Stored data
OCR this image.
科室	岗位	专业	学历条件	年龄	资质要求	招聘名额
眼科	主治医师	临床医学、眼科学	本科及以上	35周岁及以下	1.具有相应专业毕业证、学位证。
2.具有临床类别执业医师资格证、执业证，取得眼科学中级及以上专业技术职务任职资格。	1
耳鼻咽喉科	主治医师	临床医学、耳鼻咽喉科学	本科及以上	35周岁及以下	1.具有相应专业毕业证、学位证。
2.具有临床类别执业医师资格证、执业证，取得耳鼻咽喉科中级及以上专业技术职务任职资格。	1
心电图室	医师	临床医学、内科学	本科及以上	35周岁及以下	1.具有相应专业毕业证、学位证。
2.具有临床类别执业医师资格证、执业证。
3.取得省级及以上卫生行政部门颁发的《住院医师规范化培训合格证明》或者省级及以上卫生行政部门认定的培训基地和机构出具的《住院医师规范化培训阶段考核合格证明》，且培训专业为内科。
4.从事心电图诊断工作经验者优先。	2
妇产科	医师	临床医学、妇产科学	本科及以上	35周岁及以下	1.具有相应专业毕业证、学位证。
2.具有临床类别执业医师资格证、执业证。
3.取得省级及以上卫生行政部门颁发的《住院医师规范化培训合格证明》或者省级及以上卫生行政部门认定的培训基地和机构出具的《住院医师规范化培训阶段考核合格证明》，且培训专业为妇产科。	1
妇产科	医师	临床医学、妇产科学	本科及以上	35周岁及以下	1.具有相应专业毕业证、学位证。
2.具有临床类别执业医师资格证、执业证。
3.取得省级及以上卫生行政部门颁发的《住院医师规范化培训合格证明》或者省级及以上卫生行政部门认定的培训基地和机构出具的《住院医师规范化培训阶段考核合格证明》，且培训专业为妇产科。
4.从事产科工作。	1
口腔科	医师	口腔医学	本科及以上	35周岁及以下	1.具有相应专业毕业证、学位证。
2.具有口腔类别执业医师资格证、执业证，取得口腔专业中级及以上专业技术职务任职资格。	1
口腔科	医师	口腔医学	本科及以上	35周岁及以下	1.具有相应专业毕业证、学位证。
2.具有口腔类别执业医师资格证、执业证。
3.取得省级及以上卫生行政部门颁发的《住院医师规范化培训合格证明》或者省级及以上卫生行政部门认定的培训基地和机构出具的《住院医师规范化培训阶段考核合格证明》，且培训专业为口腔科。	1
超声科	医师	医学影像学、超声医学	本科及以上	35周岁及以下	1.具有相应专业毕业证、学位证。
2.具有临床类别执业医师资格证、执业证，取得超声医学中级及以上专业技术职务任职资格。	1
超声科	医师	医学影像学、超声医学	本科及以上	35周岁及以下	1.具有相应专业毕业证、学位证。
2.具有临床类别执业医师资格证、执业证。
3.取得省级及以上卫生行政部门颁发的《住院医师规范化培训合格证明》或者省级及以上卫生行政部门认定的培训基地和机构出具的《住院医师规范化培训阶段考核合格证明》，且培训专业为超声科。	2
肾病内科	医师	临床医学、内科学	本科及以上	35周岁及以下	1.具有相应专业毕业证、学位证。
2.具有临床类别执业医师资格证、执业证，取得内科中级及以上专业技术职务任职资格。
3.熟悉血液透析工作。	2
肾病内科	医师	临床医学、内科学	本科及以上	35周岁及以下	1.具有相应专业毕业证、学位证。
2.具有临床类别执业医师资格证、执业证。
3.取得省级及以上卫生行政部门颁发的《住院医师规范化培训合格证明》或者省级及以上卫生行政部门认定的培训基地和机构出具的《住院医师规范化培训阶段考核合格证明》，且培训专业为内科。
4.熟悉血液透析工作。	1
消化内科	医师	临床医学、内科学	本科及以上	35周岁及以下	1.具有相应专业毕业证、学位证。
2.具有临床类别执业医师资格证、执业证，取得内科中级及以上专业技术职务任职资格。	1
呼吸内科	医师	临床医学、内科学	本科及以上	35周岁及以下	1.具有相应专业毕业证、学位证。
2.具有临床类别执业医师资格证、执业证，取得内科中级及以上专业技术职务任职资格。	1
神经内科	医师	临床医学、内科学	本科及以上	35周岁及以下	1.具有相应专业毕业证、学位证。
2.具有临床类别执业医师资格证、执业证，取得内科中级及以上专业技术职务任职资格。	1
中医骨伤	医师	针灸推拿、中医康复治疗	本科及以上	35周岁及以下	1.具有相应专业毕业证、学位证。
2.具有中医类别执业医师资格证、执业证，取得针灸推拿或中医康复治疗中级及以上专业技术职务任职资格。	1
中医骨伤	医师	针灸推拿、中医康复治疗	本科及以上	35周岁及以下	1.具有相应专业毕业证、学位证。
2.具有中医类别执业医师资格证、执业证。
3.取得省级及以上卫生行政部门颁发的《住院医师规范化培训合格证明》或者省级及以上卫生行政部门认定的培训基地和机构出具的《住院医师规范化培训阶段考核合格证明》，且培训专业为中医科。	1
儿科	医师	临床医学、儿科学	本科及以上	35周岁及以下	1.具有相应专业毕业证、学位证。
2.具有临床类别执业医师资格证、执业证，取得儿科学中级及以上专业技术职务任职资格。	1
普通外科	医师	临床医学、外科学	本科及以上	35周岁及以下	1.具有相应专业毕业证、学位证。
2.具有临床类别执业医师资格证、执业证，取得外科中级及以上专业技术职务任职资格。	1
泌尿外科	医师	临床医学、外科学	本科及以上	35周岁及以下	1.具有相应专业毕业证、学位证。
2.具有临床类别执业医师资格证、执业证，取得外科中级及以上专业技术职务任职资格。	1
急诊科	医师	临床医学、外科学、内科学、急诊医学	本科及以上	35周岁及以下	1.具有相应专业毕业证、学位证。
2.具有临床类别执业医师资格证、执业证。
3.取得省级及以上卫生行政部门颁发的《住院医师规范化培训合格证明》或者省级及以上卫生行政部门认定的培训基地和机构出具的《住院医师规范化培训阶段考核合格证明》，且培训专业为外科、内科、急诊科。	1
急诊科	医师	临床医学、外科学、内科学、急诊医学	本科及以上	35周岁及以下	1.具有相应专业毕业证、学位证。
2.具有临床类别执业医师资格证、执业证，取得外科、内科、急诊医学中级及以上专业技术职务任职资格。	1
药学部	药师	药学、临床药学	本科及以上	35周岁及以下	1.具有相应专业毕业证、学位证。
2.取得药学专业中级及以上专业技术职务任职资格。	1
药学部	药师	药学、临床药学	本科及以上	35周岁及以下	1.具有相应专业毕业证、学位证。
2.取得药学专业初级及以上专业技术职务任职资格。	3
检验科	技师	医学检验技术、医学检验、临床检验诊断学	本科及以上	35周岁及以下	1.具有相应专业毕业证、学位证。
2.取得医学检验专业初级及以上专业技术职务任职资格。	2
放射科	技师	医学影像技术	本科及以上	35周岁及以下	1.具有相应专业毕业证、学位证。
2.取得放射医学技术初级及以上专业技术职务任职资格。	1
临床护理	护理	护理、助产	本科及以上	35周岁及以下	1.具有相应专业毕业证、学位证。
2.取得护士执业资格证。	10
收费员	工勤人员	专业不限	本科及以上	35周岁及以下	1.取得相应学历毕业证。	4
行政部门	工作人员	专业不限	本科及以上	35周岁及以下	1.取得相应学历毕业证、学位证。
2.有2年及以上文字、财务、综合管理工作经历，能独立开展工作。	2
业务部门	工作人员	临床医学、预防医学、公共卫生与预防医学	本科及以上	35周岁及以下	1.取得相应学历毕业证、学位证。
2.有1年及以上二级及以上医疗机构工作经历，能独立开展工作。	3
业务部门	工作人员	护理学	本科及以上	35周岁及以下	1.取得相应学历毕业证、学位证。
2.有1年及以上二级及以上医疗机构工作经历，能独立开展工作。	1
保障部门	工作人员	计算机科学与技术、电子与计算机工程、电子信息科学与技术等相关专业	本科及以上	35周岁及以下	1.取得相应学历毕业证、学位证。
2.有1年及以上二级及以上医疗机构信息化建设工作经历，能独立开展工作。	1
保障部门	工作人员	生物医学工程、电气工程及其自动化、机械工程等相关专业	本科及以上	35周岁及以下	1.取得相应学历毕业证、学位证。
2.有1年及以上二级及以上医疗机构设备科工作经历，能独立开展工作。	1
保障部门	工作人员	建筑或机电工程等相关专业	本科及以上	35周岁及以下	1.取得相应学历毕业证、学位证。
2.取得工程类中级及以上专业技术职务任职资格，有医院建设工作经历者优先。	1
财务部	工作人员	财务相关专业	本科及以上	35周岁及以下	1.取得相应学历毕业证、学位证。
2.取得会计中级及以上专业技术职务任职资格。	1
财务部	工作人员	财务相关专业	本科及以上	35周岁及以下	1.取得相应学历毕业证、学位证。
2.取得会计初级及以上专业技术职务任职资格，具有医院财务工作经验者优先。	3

* **What the task asks**:
In the entries above, find each line with the string "具有口腔类别执业医师资格证" and copy it.

* **Answer to this task**:
2.具有口腔类别执业医师资格证、执业证，取得口腔专业中级及以上专业技术职务任职资格。	1
2.具有口腔类别执业医师资格证、执业证。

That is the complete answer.